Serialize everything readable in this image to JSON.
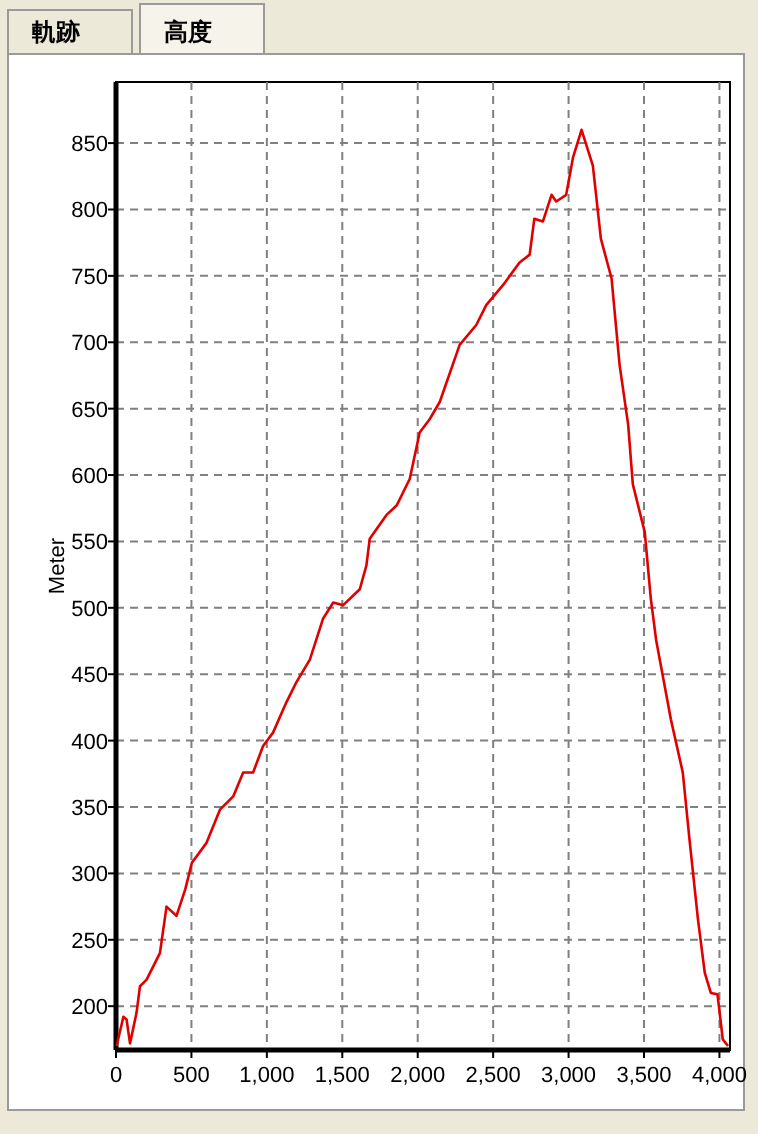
{
  "chart_data": {
    "type": "line",
    "ylabel": "Meter",
    "annotations": [
      "軌跡",
      "高度"
    ],
    "xlim": [
      0,
      4070
    ],
    "ylim": [
      167,
      896
    ],
    "xticks": [
      0,
      500,
      {
        "value": 1000,
        "label": "1,000"
      },
      {
        "value": 1500,
        "label": "1,500"
      },
      {
        "value": 2000,
        "label": "2,000"
      },
      {
        "value": 2500,
        "label": "2,500"
      },
      {
        "value": 3000,
        "label": "3,000"
      },
      {
        "value": 3500,
        "label": "3,500"
      },
      {
        "value": 4000,
        "label": "4,000"
      }
    ],
    "yticks": [
      200,
      250,
      300,
      350,
      400,
      450,
      500,
      550,
      600,
      650,
      700,
      750,
      800,
      850
    ],
    "grid": true,
    "marker": "none",
    "line_style": "solid",
    "series": [
      {
        "color": "#e00000",
        "x": [
          4,
          49,
          70,
          93,
          136,
          159,
          203,
          291,
          335,
          401,
          459,
          503,
          600,
          689,
          777,
          843,
          909,
          975,
          1041,
          1130,
          1196,
          1285,
          1373,
          1440,
          1506,
          1616,
          1660,
          1682,
          1793,
          1860,
          1947,
          2013,
          2079,
          2146,
          2278,
          2388,
          2454,
          2565,
          2675,
          2742,
          2773,
          2830,
          2887,
          2918,
          2984,
          3029,
          3086,
          3161,
          3214,
          3285,
          3338,
          3395,
          3426,
          3505,
          3545,
          3580,
          3678,
          3757,
          3801,
          3858,
          3903,
          3943,
          3987,
          4022,
          4057
        ],
        "values": [
          170,
          192,
          190,
          172,
          195,
          215,
          220,
          240,
          275,
          268,
          288,
          308,
          323,
          348,
          358,
          376,
          376,
          396,
          406,
          429,
          444,
          461,
          492,
          504,
          502,
          514,
          532,
          552,
          570,
          577,
          597,
          632,
          642,
          655,
          698,
          713,
          728,
          743,
          760,
          766,
          793,
          791,
          811,
          806,
          811,
          839,
          860,
          833,
          778,
          748,
          683,
          638,
          593,
          557,
          507,
          476,
          416,
          376,
          326,
          265,
          225,
          210,
          209,
          175,
          170
        ]
      }
    ]
  }
}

--*--

Aim of the task
Print the listing above in full, exactly as written. Omit any pictures.

Expected answer
Serialize everything readable in this image to JSON.
{
  "chart_data": {
    "type": "line",
    "ylabel": "Meter",
    "annotations": [
      "軌跡",
      "高度"
    ],
    "xlim": [
      0,
      4070
    ],
    "ylim": [
      167,
      896
    ],
    "xticks": [
      0,
      500,
      {
        "value": 1000,
        "label": "1,000"
      },
      {
        "value": 1500,
        "label": "1,500"
      },
      {
        "value": 2000,
        "label": "2,000"
      },
      {
        "value": 2500,
        "label": "2,500"
      },
      {
        "value": 3000,
        "label": "3,000"
      },
      {
        "value": 3500,
        "label": "3,500"
      },
      {
        "value": 4000,
        "label": "4,000"
      }
    ],
    "yticks": [
      200,
      250,
      300,
      350,
      400,
      450,
      500,
      550,
      600,
      650,
      700,
      750,
      800,
      850
    ],
    "grid": true,
    "marker": "none",
    "line_style": "solid",
    "series": [
      {
        "color": "#e00000",
        "x": [
          4,
          49,
          70,
          93,
          136,
          159,
          203,
          291,
          335,
          401,
          459,
          503,
          600,
          689,
          777,
          843,
          909,
          975,
          1041,
          1130,
          1196,
          1285,
          1373,
          1440,
          1506,
          1616,
          1660,
          1682,
          1793,
          1860,
          1947,
          2013,
          2079,
          2146,
          2278,
          2388,
          2454,
          2565,
          2675,
          2742,
          2773,
          2830,
          2887,
          2918,
          2984,
          3029,
          3086,
          3161,
          3214,
          3285,
          3338,
          3395,
          3426,
          3505,
          3545,
          3580,
          3678,
          3757,
          3801,
          3858,
          3903,
          3943,
          3987,
          4022,
          4057
        ],
        "values": [
          170,
          192,
          190,
          172,
          195,
          215,
          220,
          240,
          275,
          268,
          288,
          308,
          323,
          348,
          358,
          376,
          376,
          396,
          406,
          429,
          444,
          461,
          492,
          504,
          502,
          514,
          532,
          552,
          570,
          577,
          597,
          632,
          642,
          655,
          698,
          713,
          728,
          743,
          760,
          766,
          793,
          791,
          811,
          806,
          811,
          839,
          860,
          833,
          778,
          748,
          683,
          638,
          593,
          557,
          507,
          476,
          416,
          376,
          326,
          265,
          225,
          210,
          209,
          175,
          170
        ]
      }
    ]
  }
}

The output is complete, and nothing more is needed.